"""
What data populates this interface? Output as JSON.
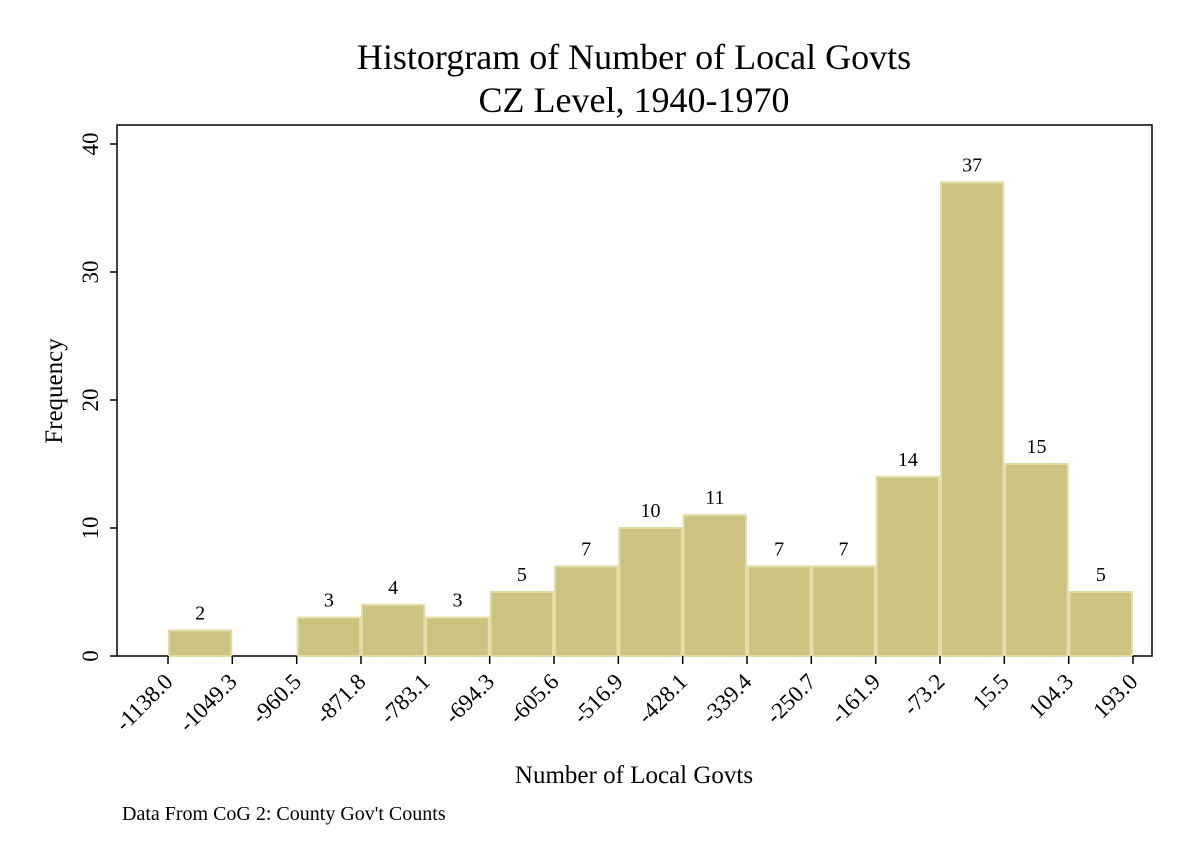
{
  "chart_data": {
    "type": "bar",
    "title": "Historgram of Number of Local Govts",
    "subtitle": "CZ Level, 1940-1970",
    "xlabel": "Number of Local Govts",
    "ylabel": "Frequency",
    "note": "Data From CoG 2: County Gov't Counts",
    "ylim": [
      0,
      41
    ],
    "yticks": [
      0,
      10,
      20,
      30,
      40
    ],
    "bin_edges": [
      -1138.0,
      -1049.3,
      -960.5,
      -871.8,
      -783.1,
      -694.3,
      -605.6,
      -516.9,
      -428.1,
      -339.4,
      -250.7,
      -161.9,
      -73.2,
      15.5,
      104.3,
      193.0
    ],
    "x_tick_labels": [
      "-1138.0",
      "-1049.3",
      "-960.5",
      "-871.8",
      "-783.1",
      "-694.3",
      "-605.6",
      "-516.9",
      "-428.1",
      "-339.4",
      "-250.7",
      "-161.9",
      "-73.2",
      "15.5",
      "104.3",
      "193.0"
    ],
    "values": [
      2,
      0,
      3,
      4,
      3,
      5,
      7,
      10,
      11,
      7,
      7,
      14,
      37,
      15,
      5
    ],
    "bar_labels": [
      "2",
      "",
      "3",
      "4",
      "3",
      "5",
      "7",
      "10",
      "11",
      "7",
      "7",
      "14",
      "37",
      "15",
      "5"
    ],
    "grid": false,
    "colors": {
      "bar_fill": "#cdc381",
      "bar_edge": "#e4dca8",
      "axis": "#000000"
    }
  }
}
"""
→ **Instruction**:
Output the entries above exactly. Drop the pictures.

→ **The output**:
What data populates this interface? Output as JSON.
{
  "chart_data": {
    "type": "bar",
    "title": "Historgram of Number of Local Govts",
    "subtitle": "CZ Level, 1940-1970",
    "xlabel": "Number of Local Govts",
    "ylabel": "Frequency",
    "note": "Data From CoG 2: County Gov't Counts",
    "ylim": [
      0,
      41
    ],
    "yticks": [
      0,
      10,
      20,
      30,
      40
    ],
    "bin_edges": [
      -1138.0,
      -1049.3,
      -960.5,
      -871.8,
      -783.1,
      -694.3,
      -605.6,
      -516.9,
      -428.1,
      -339.4,
      -250.7,
      -161.9,
      -73.2,
      15.5,
      104.3,
      193.0
    ],
    "x_tick_labels": [
      "-1138.0",
      "-1049.3",
      "-960.5",
      "-871.8",
      "-783.1",
      "-694.3",
      "-605.6",
      "-516.9",
      "-428.1",
      "-339.4",
      "-250.7",
      "-161.9",
      "-73.2",
      "15.5",
      "104.3",
      "193.0"
    ],
    "values": [
      2,
      0,
      3,
      4,
      3,
      5,
      7,
      10,
      11,
      7,
      7,
      14,
      37,
      15,
      5
    ],
    "bar_labels": [
      "2",
      "",
      "3",
      "4",
      "3",
      "5",
      "7",
      "10",
      "11",
      "7",
      "7",
      "14",
      "37",
      "15",
      "5"
    ],
    "grid": false,
    "colors": {
      "bar_fill": "#cdc381",
      "bar_edge": "#e4dca8",
      "axis": "#000000"
    }
  }
}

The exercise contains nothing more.